%%

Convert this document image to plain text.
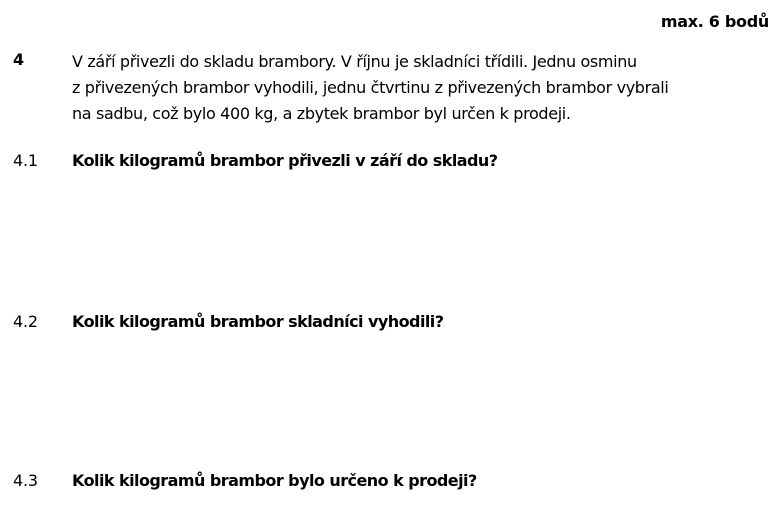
max. 6 bodů
4	V září přivezli do skladu brambory. V říjnu je skladníci třídili. Jednu osminu
z přivezených brambor vyhodili, jednu čtvrtinu z přivezených brambor vybrali
na sadbu, což bylo 400 kg, a zbytek brambor byl určen k prodeji.
4.1 Kolik kilogramů brambor přivezli v září do skladu?
4.2 Kolik kilogramů brambor skladníci vyhodili?
4.3 Kolik kilogramů brambor bylo určeno k prodeji?
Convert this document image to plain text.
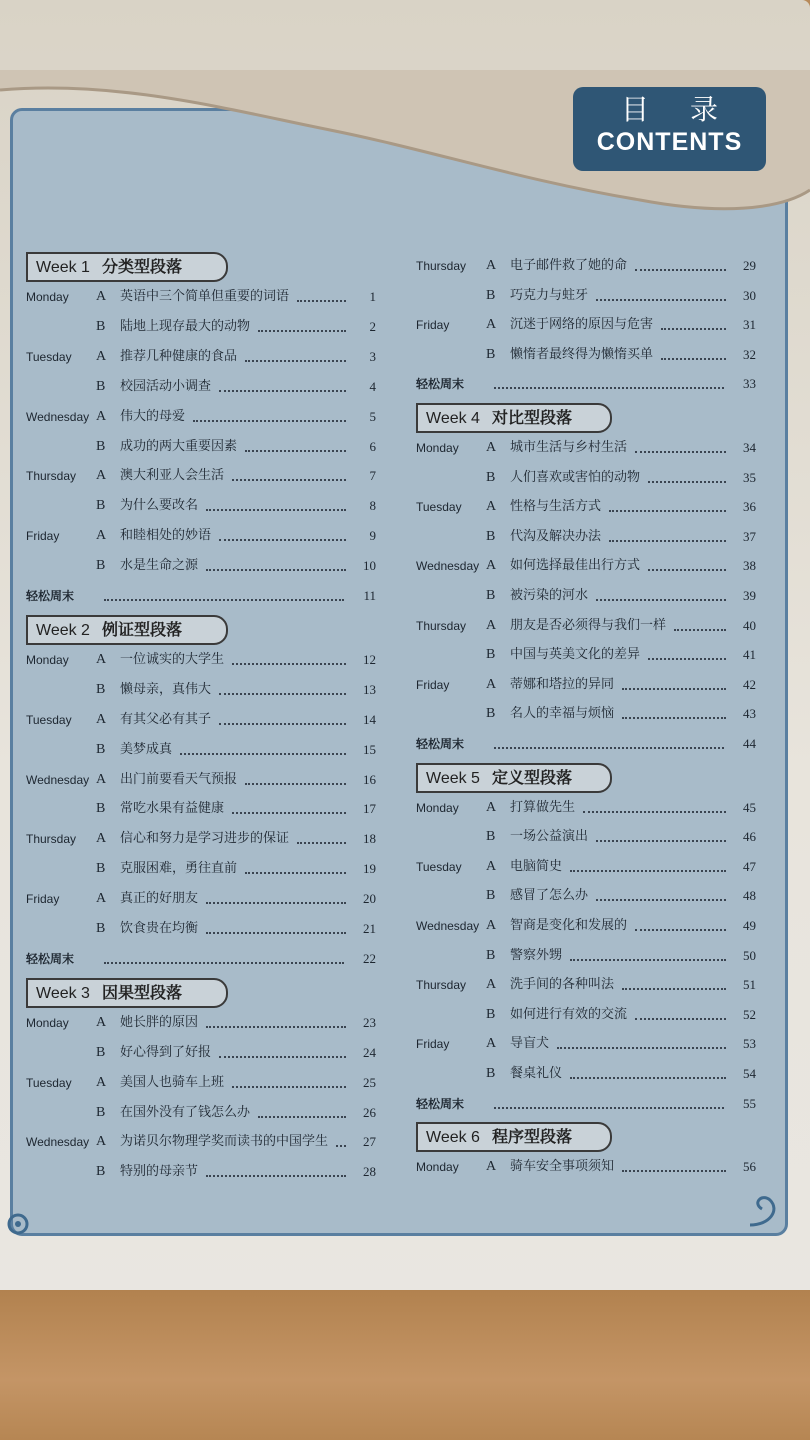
目 录
CONTENTS
Week 1 分类型段落
Monday A 英语中三个简单但重要的词语	1
B 陆地上现存最大的动物	2
Tuesday A 推荐几种健康的食品	3
B 校园活动小调查	4
Wednesday A 伟大的母爱	5
B 成功的两大重要因素	6
Thursday A 澳大利亚人会生活	7
B 为什么要改名	8
Friday	A 和睦相处的妙语	9
B 水是生命之源	10
轻松周末	11
Week 2 例证型段落
Monday A 一位诚实的大学生	12
B 懒母亲，真伟大	13
Tuesday A 有其父必有其子	14
B 美梦成真	15
Wednesday A 出门前要看天气预报	16
B 常吃水果有益健康	17
Thursday A 信心和努力是学习进步的保证	18
B 克服困难，勇往直前	19
Friday	A 真正的好朋友	20
B 饮食贵在均衡	21
轻松周末	22
Week 3 因果型段落
Monday A 她长胖的原因	23
B 好心得到了好报	24
Tuesday A 美国人也骑车上班	25
B 在国外没有了钱怎么办	26
Wednesday A 为诺贝尔物理学奖而读书的中国学生	27
B 特别的母亲节	28
Thursday A 电子邮件救了她的命	29
B 巧克力与蛀牙	30
Friday	A 沉迷于网络的原因与危害	31
B 懒惰者最终得为懒惰买单	32
轻松周末	33
Week 4 对比型段落
Monday A 城市生活与乡村生活	34
B 人们喜欢或害怕的动物	35
Tuesday A 性格与生活方式	36
B 代沟及解决办法	37
Wednesday A 如何选择最佳出行方式	38
B 被污染的河水	39
Thursday A 朋友是否必须得与我们一样	40
B 中国与英美文化的差异	41
Friday	A 蒂娜和塔拉的异同	42
B 名人的幸福与烦恼	43
轻松周末	44
Week 5 定义型段落
Monday A 打算做先生	45
B 一场公益演出	46
Tuesday A 电脑简史	47
B 感冒了怎么办	48
Wednesday A 智商是变化和发展的	49
B 警察外甥	50
Thursday A 洗手间的各种叫法	51
B 如何进行有效的交流	52
Friday	A 导盲犬	53
B 餐桌礼仪	54
轻松周末	55
Week 6 程序型段落
Monday A 骑车安全事项须知	56
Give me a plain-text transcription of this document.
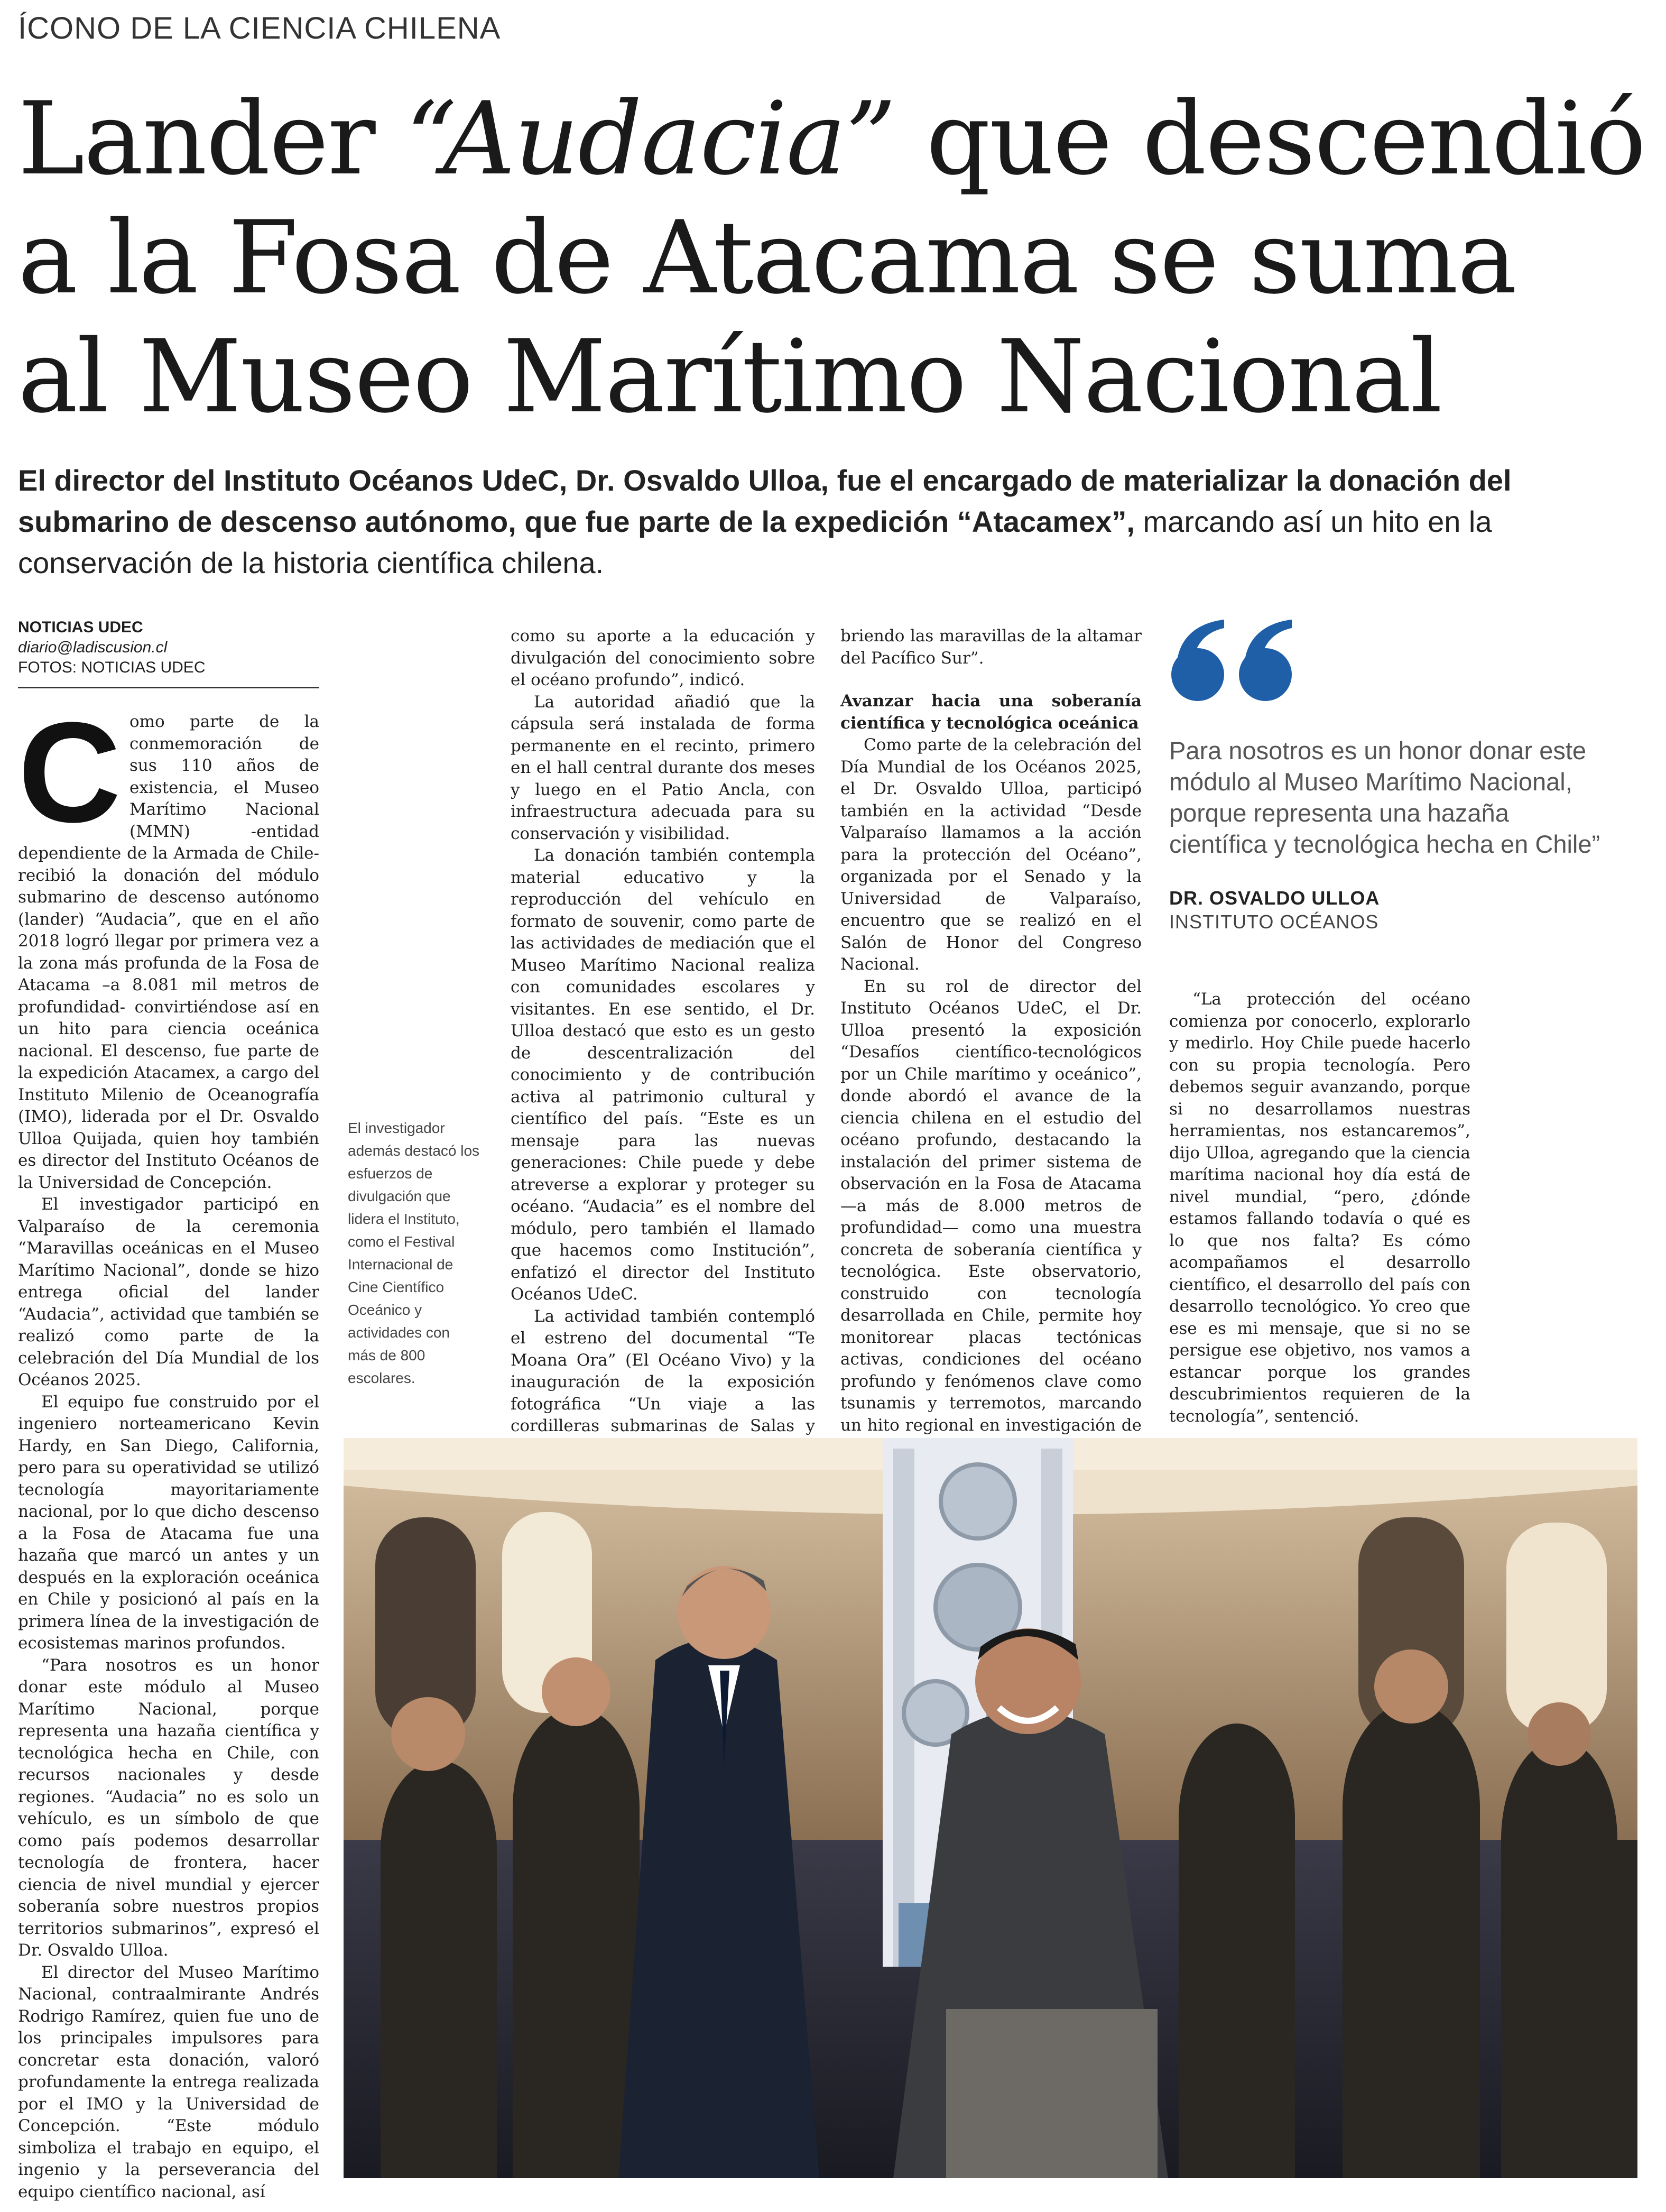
ÍCONO DE LA CIENCIA CHILENA

Lander “Audacia” que descendió
a la Fosa de Atacama se suma
al Museo Marítimo Nacional

El director del Instituto Océanos UdeC, Dr. Osvaldo Ulloa, fue el encargado de materializar la donación del submarino de descenso autónomo, que fue parte de la expedición “Atacamex”, marcando así un hito en la conservación de la historia científica chilena.

NOTICIAS UDEC
diario@ladiscusion.cl
FOTOS: NOTICIAS UDEC

Como parte de la conmemoración de sus 110 años de existencia, el Museo Marítimo Nacional (MMN) -entidad dependiente de la Armada de Chile- recibió la donación del módulo submarino de descenso autónomo (lander) “Audacia”, que en el año 2018 logró llegar por primera vez a la zona más profunda de la Fosa de Atacama –a 8.081 mil metros de profundidad- convirtiéndose así en un hito para ciencia oceánica nacional. El descenso, fue parte de la expedición Atacamex, a cargo del Instituto Milenio de Oceanografía (IMO), liderada por el Dr. Osvaldo Ulloa Quijada, quien hoy también es director del Instituto Océanos de la Universidad de Concepción.

El investigador participó en Valparaíso de la ceremonia “Maravillas oceánicas en el Museo Marítimo Nacional”, donde se hizo entrega oficial del lander “Audacia”, actividad que también se realizó como parte de la celebración del Día Mundial de los Océanos 2025.

El equipo fue construido por el ingeniero norteamericano Kevin Hardy, en San Diego, California, pero para su operatividad se utilizó tecnología mayoritariamente nacional, por lo que dicho descenso a la Fosa de Atacama fue una hazaña que marcó un antes y un después en la exploración oceánica en Chile y posicionó al país en la primera línea de la investigación de ecosistemas marinos profundos.

“Para nosotros es un honor donar este módulo al Museo Marítimo Nacional, porque representa una hazaña científica y tecnológica hecha en Chile, con recursos nacionales y desde regiones. “Audacia” no es solo un vehículo, es un símbolo de que como país podemos desarrollar tecnología de frontera, hacer ciencia de nivel mundial y ejercer soberanía sobre nuestros propios territorios submarinos”, expresó el Dr. Osvaldo Ulloa.

El director del Museo Marítimo Nacional, contraalmirante Andrés Rodrigo Ramírez, quien fue uno de los principales impulsores para concretar esta donación, valoró profundamente la entrega realizada por el IMO y la Universidad de Concepción. “Este módulo simboliza el trabajo en equipo, el ingenio y la perseverancia del equipo científico nacional, así

El investigador además destacó los esfuerzos de divulgación que lidera el Instituto, como el Festival Internacional de Cine Científico Oceánico y actividades con más de 800 escolares.

como su aporte a la educación y divulgación del conocimiento sobre el océano profundo”, indicó.

La autoridad añadió que la cápsula será instalada de forma permanente en el recinto, primero en el hall central durante dos meses y luego en el Patio Ancla, con infraestructura adecuada para su conservación y visibilidad.

La donación también contempla material educativo y la reproducción del vehículo en formato de souvenir, como parte de las actividades de mediación que el Museo Marítimo Nacional realiza con comunidades escolares y visitantes. En ese sentido, el Dr. Ulloa destacó que esto es un gesto de descentralización del conocimiento y de contribución activa al patrimonio cultural y científico del país. “Este es un mensaje para las nuevas generaciones: Chile puede y debe atreverse a explorar y proteger su océano. “Audacia” es el nombre del módulo, pero también el llamado que hacemos como Institución”, enfatizó el director del Instituto Océanos UdeC.

La actividad también contempló el estreno del documental “Te Moana Ora” (El Océano Vivo) y la inauguración de la exposición fotográfica “Un viaje a las cordilleras submarinas de Salas y

briendo las maravillas de la altamar del Pacífico Sur”.

Avanzar hacia una soberanía científica y tecnológica oceánica

Como parte de la celebración del Día Mundial de los Océanos 2025, el Dr. Osvaldo Ulloa, participó también en la actividad “Desde Valparaíso llamamos a la acción para la protección del Océano”, organizada por el Senado y la Universidad de Valparaíso, encuentro que se realizó en el Salón de Honor del Congreso Nacional.

En su rol de director del Instituto Océanos UdeC, el Dr. Ulloa presentó la exposición “Desafíos científico-tecnológicos por un Chile marítimo y oceánico”, donde abordó el avance de la ciencia chilena en el estudio del océano profundo, destacando la instalación del primer sistema de observación en la Fosa de Atacama —a más de 8.000 metros de profundidad— como una muestra concreta de soberanía científica y tecnológica. Este observatorio, construido con tecnología desarrollada en Chile, permite hoy monitorear placas tectónicas activas, condiciones del océano profundo y fenómenos clave como tsunamis y terremotos, marcando un hito regional en investigación de

Para nosotros es un honor donar este módulo al Museo Marítimo Nacional, porque representa una hazaña científica y tecnológica hecha en Chile”

DR. OSVALDO ULLOA
INSTITUTO OCÉANOS

“La protección del océano comienza por conocerlo, explorarlo y medirlo. Hoy Chile puede hacerlo con su propia tecnología. Pero debemos seguir avanzando, porque si no desarrollamos nuestras herramientas, nos estancaremos”, dijo Ulloa, agregando que la ciencia marítima nacional hoy día está de nivel mundial, “pero, ¿dónde estamos fallando todavía o qué es lo que nos falta? Es cómo acompañamos el desarrollo científico, el desarrollo del país con desarrollo tecnológico. Yo creo que ese es mi mensaje, que si no se persigue ese objetivo, nos vamos a estancar porque los grandes descubrimientos requieren de la tecnología”, sentenció.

%%

▶ TASK BRIEF
Look through the entries above; copy each line where the string "přivezli" appears.

▶ TASK OUTPUT
4	V září přivezli do skladu brambory. V říjnu je skladníci třídili. Jednu osminu
4.1 Kolik kilogramů brambor přivezli v září do skladu?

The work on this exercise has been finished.